**Given task**
Reproduce each record below exactly as written.

[Records from a data source]
□ □ □ □ □ □ □

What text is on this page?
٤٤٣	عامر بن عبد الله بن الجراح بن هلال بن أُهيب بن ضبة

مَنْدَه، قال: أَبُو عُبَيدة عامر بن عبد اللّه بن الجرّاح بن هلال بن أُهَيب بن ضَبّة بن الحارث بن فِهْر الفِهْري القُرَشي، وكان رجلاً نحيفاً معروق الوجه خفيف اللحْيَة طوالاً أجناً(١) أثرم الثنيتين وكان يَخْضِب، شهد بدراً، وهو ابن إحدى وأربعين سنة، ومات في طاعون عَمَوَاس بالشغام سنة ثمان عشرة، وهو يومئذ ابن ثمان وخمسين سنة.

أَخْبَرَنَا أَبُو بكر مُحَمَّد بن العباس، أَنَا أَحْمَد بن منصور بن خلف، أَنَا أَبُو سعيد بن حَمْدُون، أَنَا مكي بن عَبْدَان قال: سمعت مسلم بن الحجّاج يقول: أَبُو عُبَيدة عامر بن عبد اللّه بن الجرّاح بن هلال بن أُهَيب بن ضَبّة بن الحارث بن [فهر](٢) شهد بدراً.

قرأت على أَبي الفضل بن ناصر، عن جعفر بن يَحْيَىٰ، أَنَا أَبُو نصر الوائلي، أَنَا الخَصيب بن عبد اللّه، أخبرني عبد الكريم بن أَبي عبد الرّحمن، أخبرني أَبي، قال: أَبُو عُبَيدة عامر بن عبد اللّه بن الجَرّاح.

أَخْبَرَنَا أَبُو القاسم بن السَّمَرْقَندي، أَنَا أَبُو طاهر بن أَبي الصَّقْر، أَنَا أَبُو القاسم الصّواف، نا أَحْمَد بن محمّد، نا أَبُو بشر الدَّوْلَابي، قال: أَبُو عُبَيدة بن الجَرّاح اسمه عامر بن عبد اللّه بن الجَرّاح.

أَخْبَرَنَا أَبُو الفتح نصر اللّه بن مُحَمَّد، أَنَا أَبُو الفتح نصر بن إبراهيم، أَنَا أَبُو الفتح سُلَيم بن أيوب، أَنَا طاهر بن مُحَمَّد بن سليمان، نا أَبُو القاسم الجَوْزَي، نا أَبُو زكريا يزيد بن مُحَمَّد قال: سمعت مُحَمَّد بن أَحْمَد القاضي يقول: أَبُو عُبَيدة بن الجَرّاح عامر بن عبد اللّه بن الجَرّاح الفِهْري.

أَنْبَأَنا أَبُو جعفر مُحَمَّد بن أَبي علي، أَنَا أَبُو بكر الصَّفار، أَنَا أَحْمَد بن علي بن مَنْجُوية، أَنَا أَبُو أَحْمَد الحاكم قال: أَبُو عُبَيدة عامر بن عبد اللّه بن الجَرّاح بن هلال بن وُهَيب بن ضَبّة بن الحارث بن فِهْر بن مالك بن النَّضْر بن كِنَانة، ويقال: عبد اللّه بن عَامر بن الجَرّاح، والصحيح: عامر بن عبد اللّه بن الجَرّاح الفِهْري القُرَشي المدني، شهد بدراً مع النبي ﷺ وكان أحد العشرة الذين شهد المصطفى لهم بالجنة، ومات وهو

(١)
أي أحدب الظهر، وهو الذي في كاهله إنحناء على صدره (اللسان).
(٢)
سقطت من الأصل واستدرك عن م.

□ □ □ □ □ □ □

**In response**
What text is on this page?
٤٤٣	عامر بن عبد الله بن الجراح بن هلال بن أُهيب بن ضبة

مَنْدَه، قال: أَبُو عُبَيدة عامر بن عبد اللّه بن الجرّاح بن هلال بن أُهَيب بن ضَبّة بن الحارث بن فِهْر الفِهْري القُرَشي، وكان رجلاً نحيفاً معروق الوجه خفيف اللحْيَة طوالاً أجناً(١) أثرم الثنيتين وكان يَخْضِب، شهد بدراً، وهو ابن إحدى وأربعين سنة، ومات في طاعون عَمَوَاس بالشغام سنة ثمان عشرة، وهو يومئذ ابن ثمان وخمسين سنة.

أَخْبَرَنَا أَبُو بكر مُحَمَّد بن العباس، أَنَا أَحْمَد بن منصور بن خلف، أَنَا أَبُو سعيد بن حَمْدُون، أَنَا مكي بن عَبْدَان قال: سمعت مسلم بن الحجّاج يقول: أَبُو عُبَيدة عامر بن عبد اللّه بن الجرّاح بن هلال بن أُهَيب بن ضَبّة بن الحارث بن [فهر](٢) شهد بدراً.

قرأت على أَبي الفضل بن ناصر، عن جعفر بن يَحْيَىٰ، أَنَا أَبُو نصر الوائلي، أَنَا الخَصيب بن عبد اللّه، أخبرني عبد الكريم بن أَبي عبد الرّحمن، أخبرني أَبي، قال: أَبُو عُبَيدة عامر بن عبد اللّه بن الجَرّاح.

أَخْبَرَنَا أَبُو القاسم بن السَّمَرْقَندي، أَنَا أَبُو طاهر بن أَبي الصَّقْر، أَنَا أَبُو القاسم الصّواف، نا أَحْمَد بن محمّد، نا أَبُو بشر الدَّوْلَابي، قال: أَبُو عُبَيدة بن الجَرّاح اسمه عامر بن عبد اللّه بن الجَرّاح.

أَخْبَرَنَا أَبُو الفتح نصر اللّه بن مُحَمَّد، أَنَا أَبُو الفتح نصر بن إبراهيم، أَنَا أَبُو الفتح سُلَيم بن أيوب، أَنَا طاهر بن مُحَمَّد بن سليمان، نا أَبُو القاسم الجَوْزَي، نا أَبُو زكريا يزيد بن مُحَمَّد قال: سمعت مُحَمَّد بن أَحْمَد القاضي يقول: أَبُو عُبَيدة بن الجَرّاح عامر بن عبد اللّه بن الجَرّاح الفِهْري.

أَنْبَأَنا أَبُو جعفر مُحَمَّد بن أَبي علي، أَنَا أَبُو بكر الصَّفار، أَنَا أَحْمَد بن علي بن مَنْجُوية، أَنَا أَبُو أَحْمَد الحاكم قال: أَبُو عُبَيدة عامر بن عبد اللّه بن الجَرّاح بن هلال بن وُهَيب بن ضَبّة بن الحارث بن فِهْر بن مالك بن النَّضْر بن كِنَانة، ويقال: عبد اللّه بن عَامر بن الجَرّاح، والصحيح: عامر بن عبد اللّه بن الجَرّاح الفِهْري القُرَشي المدني، شهد بدراً مع النبي ﷺ وكان أحد العشرة الذين شهد المصطفى لهم بالجنة، ومات وهو

(١)
أي أحدب الظهر، وهو الذي في كاهله إنحناء على صدره (اللسان).
(٢)
سقطت من الأصل واستدرك عن م.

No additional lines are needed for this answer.